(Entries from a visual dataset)

# # # # # # #

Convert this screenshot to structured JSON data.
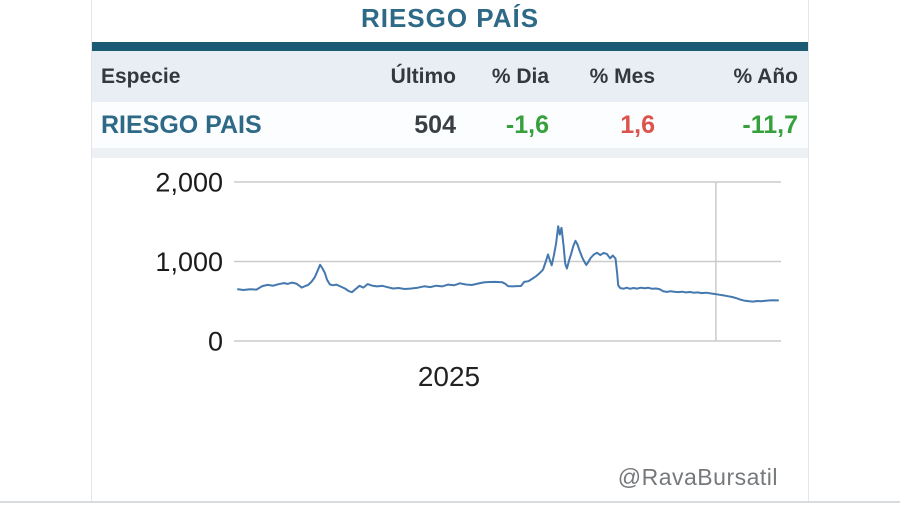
{
  "header": {
    "title": "RIESGO PAÍS"
  },
  "table": {
    "headers": {
      "especie": "Especie",
      "ultimo": "Último",
      "dia": "% Dia",
      "mes": "% Mes",
      "anio": "% Año"
    },
    "row": {
      "especie": "RIESGO PAIS",
      "ultimo": {
        "text": "504",
        "tone": "dark"
      },
      "dia": {
        "text": "-1,6",
        "tone": "green"
      },
      "mes": {
        "text": "1,6",
        "tone": "red"
      },
      "anio": {
        "text": "-11,7",
        "tone": "green"
      }
    }
  },
  "attribution": "@RavaBursatil",
  "theme": {
    "accent": "#2e6a87",
    "bar": "#1b5a74",
    "header_bg": "#e9eef4",
    "row_bg": "#fcfdfe",
    "strip": "#eef1f3",
    "green": "#36a13c",
    "red": "#dc524c",
    "grid": "#c9cbcd",
    "text_dark": "#33383c",
    "num_dark": "#3a3f44",
    "muted": "#76797c",
    "border": "#e4e6e8",
    "rule": "#d9dcde"
  },
  "chart_data": {
    "type": "line",
    "title": "",
    "xlabel": "",
    "ylabel": "",
    "grid": true,
    "legend": "none",
    "x_axis": {
      "label": "2025",
      "label_position_frac": 0.393
    },
    "y_axis": {
      "range": [
        0,
        2000
      ],
      "ticks": [
        {
          "value": 0,
          "label": "0"
        },
        {
          "value": 1000,
          "label": "1,000"
        },
        {
          "value": 2000,
          "label": "2,000"
        }
      ]
    },
    "vertical_gridline_frac": 0.881,
    "series": [
      {
        "name": "RIESGO PAIS",
        "color": "#4478af",
        "last_value": 504,
        "points": [
          [
            0.0,
            650
          ],
          [
            0.01,
            641
          ],
          [
            0.022,
            652
          ],
          [
            0.034,
            647
          ],
          [
            0.045,
            690
          ],
          [
            0.055,
            706
          ],
          [
            0.065,
            696
          ],
          [
            0.075,
            714
          ],
          [
            0.085,
            728
          ],
          [
            0.092,
            718
          ],
          [
            0.1,
            734
          ],
          [
            0.108,
            722
          ],
          [
            0.113,
            698
          ],
          [
            0.118,
            672
          ],
          [
            0.124,
            690
          ],
          [
            0.13,
            706
          ],
          [
            0.136,
            744
          ],
          [
            0.142,
            800
          ],
          [
            0.147,
            878
          ],
          [
            0.152,
            958
          ],
          [
            0.156,
            918
          ],
          [
            0.161,
            855
          ],
          [
            0.165,
            768
          ],
          [
            0.17,
            712
          ],
          [
            0.176,
            700
          ],
          [
            0.182,
            710
          ],
          [
            0.19,
            686
          ],
          [
            0.198,
            660
          ],
          [
            0.205,
            628
          ],
          [
            0.211,
            614
          ],
          [
            0.218,
            654
          ],
          [
            0.225,
            694
          ],
          [
            0.232,
            672
          ],
          [
            0.24,
            716
          ],
          [
            0.248,
            697
          ],
          [
            0.257,
            687
          ],
          [
            0.267,
            694
          ],
          [
            0.277,
            677
          ],
          [
            0.287,
            661
          ],
          [
            0.297,
            667
          ],
          [
            0.309,
            654
          ],
          [
            0.321,
            661
          ],
          [
            0.333,
            671
          ],
          [
            0.345,
            688
          ],
          [
            0.356,
            678
          ],
          [
            0.367,
            696
          ],
          [
            0.378,
            687
          ],
          [
            0.389,
            710
          ],
          [
            0.4,
            701
          ],
          [
            0.411,
            726
          ],
          [
            0.422,
            711
          ],
          [
            0.433,
            704
          ],
          [
            0.444,
            722
          ],
          [
            0.455,
            737
          ],
          [
            0.465,
            742
          ],
          [
            0.477,
            744
          ],
          [
            0.489,
            740
          ],
          [
            0.495,
            720
          ],
          [
            0.5,
            691
          ],
          [
            0.508,
            687
          ],
          [
            0.516,
            690
          ],
          [
            0.524,
            692
          ],
          [
            0.53,
            744
          ],
          [
            0.538,
            752
          ],
          [
            0.546,
            788
          ],
          [
            0.553,
            820
          ],
          [
            0.559,
            856
          ],
          [
            0.565,
            900
          ],
          [
            0.57,
            1000
          ],
          [
            0.574,
            1088
          ],
          [
            0.578,
            1008
          ],
          [
            0.581,
            952
          ],
          [
            0.585,
            1078
          ],
          [
            0.589,
            1228
          ],
          [
            0.593,
            1444
          ],
          [
            0.596,
            1338
          ],
          [
            0.599,
            1424
          ],
          [
            0.603,
            1196
          ],
          [
            0.606,
            972
          ],
          [
            0.609,
            912
          ],
          [
            0.613,
            1010
          ],
          [
            0.617,
            1098
          ],
          [
            0.621,
            1194
          ],
          [
            0.625,
            1260
          ],
          [
            0.629,
            1208
          ],
          [
            0.633,
            1128
          ],
          [
            0.637,
            1058
          ],
          [
            0.641,
            1002
          ],
          [
            0.645,
            956
          ],
          [
            0.649,
            998
          ],
          [
            0.653,
            1044
          ],
          [
            0.659,
            1088
          ],
          [
            0.665,
            1110
          ],
          [
            0.671,
            1080
          ],
          [
            0.677,
            1108
          ],
          [
            0.683,
            1096
          ],
          [
            0.689,
            1040
          ],
          [
            0.694,
            1076
          ],
          [
            0.699,
            1038
          ],
          [
            0.702,
            860
          ],
          [
            0.704,
            700
          ],
          [
            0.708,
            666
          ],
          [
            0.714,
            658
          ],
          [
            0.72,
            670
          ],
          [
            0.726,
            657
          ],
          [
            0.732,
            667
          ],
          [
            0.739,
            659
          ],
          [
            0.746,
            671
          ],
          [
            0.753,
            664
          ],
          [
            0.76,
            669
          ],
          [
            0.767,
            657
          ],
          [
            0.774,
            661
          ],
          [
            0.781,
            651
          ],
          [
            0.788,
            624
          ],
          [
            0.795,
            617
          ],
          [
            0.801,
            627
          ],
          [
            0.808,
            620
          ],
          [
            0.815,
            615
          ],
          [
            0.822,
            620
          ],
          [
            0.829,
            611
          ],
          [
            0.837,
            616
          ],
          [
            0.844,
            607
          ],
          [
            0.851,
            611
          ],
          [
            0.859,
            603
          ],
          [
            0.867,
            607
          ],
          [
            0.875,
            599
          ],
          [
            0.883,
            591
          ],
          [
            0.891,
            583
          ],
          [
            0.899,
            574
          ],
          [
            0.907,
            564
          ],
          [
            0.915,
            553
          ],
          [
            0.923,
            538
          ],
          [
            0.931,
            520
          ],
          [
            0.939,
            506
          ],
          [
            0.947,
            499
          ],
          [
            0.954,
            496
          ],
          [
            0.961,
            503
          ],
          [
            0.968,
            499
          ],
          [
            0.975,
            505
          ],
          [
            0.982,
            509
          ],
          [
            0.99,
            513
          ],
          [
            1.0,
            511
          ]
        ]
      }
    ]
  }
}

# # # # # # #

→ **WRITTEN PROBLEM**: Exclude all images and restate the records above word for word.

→ **TASK SOLUTION**:
Convert this screenshot to structured JSON data.
{
  "header": {
    "title": "RIESGO PAÍS"
  },
  "table": {
    "headers": {
      "especie": "Especie",
      "ultimo": "Último",
      "dia": "% Dia",
      "mes": "% Mes",
      "anio": "% Año"
    },
    "row": {
      "especie": "RIESGO PAIS",
      "ultimo": {
        "text": "504",
        "tone": "dark"
      },
      "dia": {
        "text": "-1,6",
        "tone": "green"
      },
      "mes": {
        "text": "1,6",
        "tone": "red"
      },
      "anio": {
        "text": "-11,7",
        "tone": "green"
      }
    }
  },
  "attribution": "@RavaBursatil",
  "theme": {
    "accent": "#2e6a87",
    "bar": "#1b5a74",
    "header_bg": "#e9eef4",
    "row_bg": "#fcfdfe",
    "strip": "#eef1f3",
    "green": "#36a13c",
    "red": "#dc524c",
    "grid": "#c9cbcd",
    "text_dark": "#33383c",
    "num_dark": "#3a3f44",
    "muted": "#76797c",
    "border": "#e4e6e8",
    "rule": "#d9dcde"
  },
  "chart_data": {
    "type": "line",
    "title": "",
    "xlabel": "",
    "ylabel": "",
    "grid": true,
    "legend": "none",
    "x_axis": {
      "label": "2025",
      "label_position_frac": 0.393
    },
    "y_axis": {
      "range": [
        0,
        2000
      ],
      "ticks": [
        {
          "value": 0,
          "label": "0"
        },
        {
          "value": 1000,
          "label": "1,000"
        },
        {
          "value": 2000,
          "label": "2,000"
        }
      ]
    },
    "vertical_gridline_frac": 0.881,
    "series": [
      {
        "name": "RIESGO PAIS",
        "color": "#4478af",
        "last_value": 504,
        "points": [
          [
            0.0,
            650
          ],
          [
            0.01,
            641
          ],
          [
            0.022,
            652
          ],
          [
            0.034,
            647
          ],
          [
            0.045,
            690
          ],
          [
            0.055,
            706
          ],
          [
            0.065,
            696
          ],
          [
            0.075,
            714
          ],
          [
            0.085,
            728
          ],
          [
            0.092,
            718
          ],
          [
            0.1,
            734
          ],
          [
            0.108,
            722
          ],
          [
            0.113,
            698
          ],
          [
            0.118,
            672
          ],
          [
            0.124,
            690
          ],
          [
            0.13,
            706
          ],
          [
            0.136,
            744
          ],
          [
            0.142,
            800
          ],
          [
            0.147,
            878
          ],
          [
            0.152,
            958
          ],
          [
            0.156,
            918
          ],
          [
            0.161,
            855
          ],
          [
            0.165,
            768
          ],
          [
            0.17,
            712
          ],
          [
            0.176,
            700
          ],
          [
            0.182,
            710
          ],
          [
            0.19,
            686
          ],
          [
            0.198,
            660
          ],
          [
            0.205,
            628
          ],
          [
            0.211,
            614
          ],
          [
            0.218,
            654
          ],
          [
            0.225,
            694
          ],
          [
            0.232,
            672
          ],
          [
            0.24,
            716
          ],
          [
            0.248,
            697
          ],
          [
            0.257,
            687
          ],
          [
            0.267,
            694
          ],
          [
            0.277,
            677
          ],
          [
            0.287,
            661
          ],
          [
            0.297,
            667
          ],
          [
            0.309,
            654
          ],
          [
            0.321,
            661
          ],
          [
            0.333,
            671
          ],
          [
            0.345,
            688
          ],
          [
            0.356,
            678
          ],
          [
            0.367,
            696
          ],
          [
            0.378,
            687
          ],
          [
            0.389,
            710
          ],
          [
            0.4,
            701
          ],
          [
            0.411,
            726
          ],
          [
            0.422,
            711
          ],
          [
            0.433,
            704
          ],
          [
            0.444,
            722
          ],
          [
            0.455,
            737
          ],
          [
            0.465,
            742
          ],
          [
            0.477,
            744
          ],
          [
            0.489,
            740
          ],
          [
            0.495,
            720
          ],
          [
            0.5,
            691
          ],
          [
            0.508,
            687
          ],
          [
            0.516,
            690
          ],
          [
            0.524,
            692
          ],
          [
            0.53,
            744
          ],
          [
            0.538,
            752
          ],
          [
            0.546,
            788
          ],
          [
            0.553,
            820
          ],
          [
            0.559,
            856
          ],
          [
            0.565,
            900
          ],
          [
            0.57,
            1000
          ],
          [
            0.574,
            1088
          ],
          [
            0.578,
            1008
          ],
          [
            0.581,
            952
          ],
          [
            0.585,
            1078
          ],
          [
            0.589,
            1228
          ],
          [
            0.593,
            1444
          ],
          [
            0.596,
            1338
          ],
          [
            0.599,
            1424
          ],
          [
            0.603,
            1196
          ],
          [
            0.606,
            972
          ],
          [
            0.609,
            912
          ],
          [
            0.613,
            1010
          ],
          [
            0.617,
            1098
          ],
          [
            0.621,
            1194
          ],
          [
            0.625,
            1260
          ],
          [
            0.629,
            1208
          ],
          [
            0.633,
            1128
          ],
          [
            0.637,
            1058
          ],
          [
            0.641,
            1002
          ],
          [
            0.645,
            956
          ],
          [
            0.649,
            998
          ],
          [
            0.653,
            1044
          ],
          [
            0.659,
            1088
          ],
          [
            0.665,
            1110
          ],
          [
            0.671,
            1080
          ],
          [
            0.677,
            1108
          ],
          [
            0.683,
            1096
          ],
          [
            0.689,
            1040
          ],
          [
            0.694,
            1076
          ],
          [
            0.699,
            1038
          ],
          [
            0.702,
            860
          ],
          [
            0.704,
            700
          ],
          [
            0.708,
            666
          ],
          [
            0.714,
            658
          ],
          [
            0.72,
            670
          ],
          [
            0.726,
            657
          ],
          [
            0.732,
            667
          ],
          [
            0.739,
            659
          ],
          [
            0.746,
            671
          ],
          [
            0.753,
            664
          ],
          [
            0.76,
            669
          ],
          [
            0.767,
            657
          ],
          [
            0.774,
            661
          ],
          [
            0.781,
            651
          ],
          [
            0.788,
            624
          ],
          [
            0.795,
            617
          ],
          [
            0.801,
            627
          ],
          [
            0.808,
            620
          ],
          [
            0.815,
            615
          ],
          [
            0.822,
            620
          ],
          [
            0.829,
            611
          ],
          [
            0.837,
            616
          ],
          [
            0.844,
            607
          ],
          [
            0.851,
            611
          ],
          [
            0.859,
            603
          ],
          [
            0.867,
            607
          ],
          [
            0.875,
            599
          ],
          [
            0.883,
            591
          ],
          [
            0.891,
            583
          ],
          [
            0.899,
            574
          ],
          [
            0.907,
            564
          ],
          [
            0.915,
            553
          ],
          [
            0.923,
            538
          ],
          [
            0.931,
            520
          ],
          [
            0.939,
            506
          ],
          [
            0.947,
            499
          ],
          [
            0.954,
            496
          ],
          [
            0.961,
            503
          ],
          [
            0.968,
            499
          ],
          [
            0.975,
            505
          ],
          [
            0.982,
            509
          ],
          [
            0.99,
            513
          ],
          [
            1.0,
            511
          ]
        ]
      }
    ]
  }
}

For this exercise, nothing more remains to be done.